Collected data entries:

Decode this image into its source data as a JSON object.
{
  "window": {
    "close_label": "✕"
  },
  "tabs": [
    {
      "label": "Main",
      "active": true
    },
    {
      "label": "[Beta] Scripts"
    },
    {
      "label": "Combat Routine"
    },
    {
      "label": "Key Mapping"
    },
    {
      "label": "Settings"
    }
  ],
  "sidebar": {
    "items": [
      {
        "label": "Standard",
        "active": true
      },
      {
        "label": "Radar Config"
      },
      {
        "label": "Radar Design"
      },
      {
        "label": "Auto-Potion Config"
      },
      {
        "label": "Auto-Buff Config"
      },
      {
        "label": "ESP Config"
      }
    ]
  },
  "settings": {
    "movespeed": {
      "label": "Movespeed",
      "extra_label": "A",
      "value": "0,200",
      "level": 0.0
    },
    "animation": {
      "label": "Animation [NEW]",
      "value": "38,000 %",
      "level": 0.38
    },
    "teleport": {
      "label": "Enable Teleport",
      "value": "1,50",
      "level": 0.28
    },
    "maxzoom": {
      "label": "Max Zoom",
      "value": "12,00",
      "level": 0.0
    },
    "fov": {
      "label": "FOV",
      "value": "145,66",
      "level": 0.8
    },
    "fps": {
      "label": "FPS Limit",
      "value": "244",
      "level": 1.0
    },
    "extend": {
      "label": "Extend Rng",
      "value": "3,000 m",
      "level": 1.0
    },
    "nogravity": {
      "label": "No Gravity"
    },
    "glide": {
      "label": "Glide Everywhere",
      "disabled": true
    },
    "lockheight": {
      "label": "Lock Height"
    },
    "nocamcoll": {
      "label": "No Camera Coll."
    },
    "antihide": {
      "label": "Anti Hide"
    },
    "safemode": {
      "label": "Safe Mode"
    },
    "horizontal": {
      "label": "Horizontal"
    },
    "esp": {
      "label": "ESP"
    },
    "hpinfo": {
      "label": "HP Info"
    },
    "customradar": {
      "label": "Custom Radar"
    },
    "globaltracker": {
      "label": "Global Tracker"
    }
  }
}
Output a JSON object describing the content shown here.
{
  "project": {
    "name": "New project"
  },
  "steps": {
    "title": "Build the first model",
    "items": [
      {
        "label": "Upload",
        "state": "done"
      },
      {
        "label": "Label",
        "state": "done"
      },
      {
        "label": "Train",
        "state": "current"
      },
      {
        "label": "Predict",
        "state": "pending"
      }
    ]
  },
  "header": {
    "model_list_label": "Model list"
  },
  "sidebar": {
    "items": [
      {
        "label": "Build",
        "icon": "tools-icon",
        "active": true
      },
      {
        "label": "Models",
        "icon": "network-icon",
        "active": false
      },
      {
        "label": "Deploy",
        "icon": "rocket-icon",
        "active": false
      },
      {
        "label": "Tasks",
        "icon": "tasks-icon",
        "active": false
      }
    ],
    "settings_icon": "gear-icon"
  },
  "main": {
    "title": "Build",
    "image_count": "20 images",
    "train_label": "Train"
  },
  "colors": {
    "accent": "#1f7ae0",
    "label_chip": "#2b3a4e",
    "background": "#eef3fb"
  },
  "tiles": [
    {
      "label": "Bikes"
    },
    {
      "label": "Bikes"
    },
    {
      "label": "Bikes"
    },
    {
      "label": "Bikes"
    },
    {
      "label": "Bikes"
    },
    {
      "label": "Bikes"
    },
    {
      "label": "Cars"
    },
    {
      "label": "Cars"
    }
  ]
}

Given problem: Give back each line above precisely as it stands.

Written reply:
Decode this image into its source data as a JSON object.
{
  "window": {
    "close_label": "✕"
  },
  "tabs": [
    {
      "label": "Main",
      "active": true
    },
    {
      "label": "[Beta] Scripts"
    },
    {
      "label": "Combat Routine"
    },
    {
      "label": "Key Mapping"
    },
    {
      "label": "Settings"
    }
  ],
  "sidebar": {
    "items": [
      {
        "label": "Standard",
        "active": true
      },
      {
        "label": "Radar Config"
      },
      {
        "label": "Radar Design"
      },
      {
        "label": "Auto-Potion Config"
      },
      {
        "label": "Auto-Buff Config"
      },
      {
        "label": "ESP Config"
      }
    ]
  },
  "settings": {
    "movespeed": {
      "label": "Movespeed",
      "extra_label": "A",
      "value": "0,200",
      "level": 0.0
    },
    "animation": {
      "label": "Animation [NEW]",
      "value": "38,000 %",
      "level": 0.38
    },
    "teleport": {
      "label": "Enable Teleport",
      "value": "1,50",
      "level": 0.28
    },
    "maxzoom": {
      "label": "Max Zoom",
      "value": "12,00",
      "level": 0.0
    },
    "fov": {
      "label": "FOV",
      "value": "145,66",
      "level": 0.8
    },
    "fps": {
      "label": "FPS Limit",
      "value": "244",
      "level": 1.0
    },
    "extend": {
      "label": "Extend Rng",
      "value": "3,000 m",
      "level": 1.0
    },
    "nogravity": {
      "label": "No Gravity"
    },
    "glide": {
      "label": "Glide Everywhere",
      "disabled": true
    },
    "lockheight": {
      "label": "Lock Height"
    },
    "nocamcoll": {
      "label": "No Camera Coll."
    },
    "antihide": {
      "label": "Anti Hide"
    },
    "safemode": {
      "label": "Safe Mode"
    },
    "horizontal": {
      "label": "Horizontal"
    },
    "esp": {
      "label": "ESP"
    },
    "hpinfo": {
      "label": "HP Info"
    },
    "customradar": {
      "label": "Custom Radar"
    },
    "globaltracker": {
      "label": "Global Tracker"
    }
  }
}
Output a JSON object describing the content shown here.
{
  "project": {
    "name": "New project"
  },
  "steps": {
    "title": "Build the first model",
    "items": [
      {
        "label": "Upload",
        "state": "done"
      },
      {
        "label": "Label",
        "state": "done"
      },
      {
        "label": "Train",
        "state": "current"
      },
      {
        "label": "Predict",
        "state": "pending"
      }
    ]
  },
  "header": {
    "model_list_label": "Model list"
  },
  "sidebar": {
    "items": [
      {
        "label": "Build",
        "icon": "tools-icon",
        "active": true
      },
      {
        "label": "Models",
        "icon": "network-icon",
        "active": false
      },
      {
        "label": "Deploy",
        "icon": "rocket-icon",
        "active": false
      },
      {
        "label": "Tasks",
        "icon": "tasks-icon",
        "active": false
      }
    ],
    "settings_icon": "gear-icon"
  },
  "main": {
    "title": "Build",
    "image_count": "20 images",
    "train_label": "Train"
  },
  "colors": {
    "accent": "#1f7ae0",
    "label_chip": "#2b3a4e",
    "background": "#eef3fb"
  },
  "tiles": [
    {
      "label": "Bikes"
    },
    {
      "label": "Bikes"
    },
    {
      "label": "Bikes"
    },
    {
      "label": "Bikes"
    },
    {
      "label": "Bikes"
    },
    {
      "label": "Bikes"
    },
    {
      "label": "Cars"
    },
    {
      "label": "Cars"
    }
  ]
}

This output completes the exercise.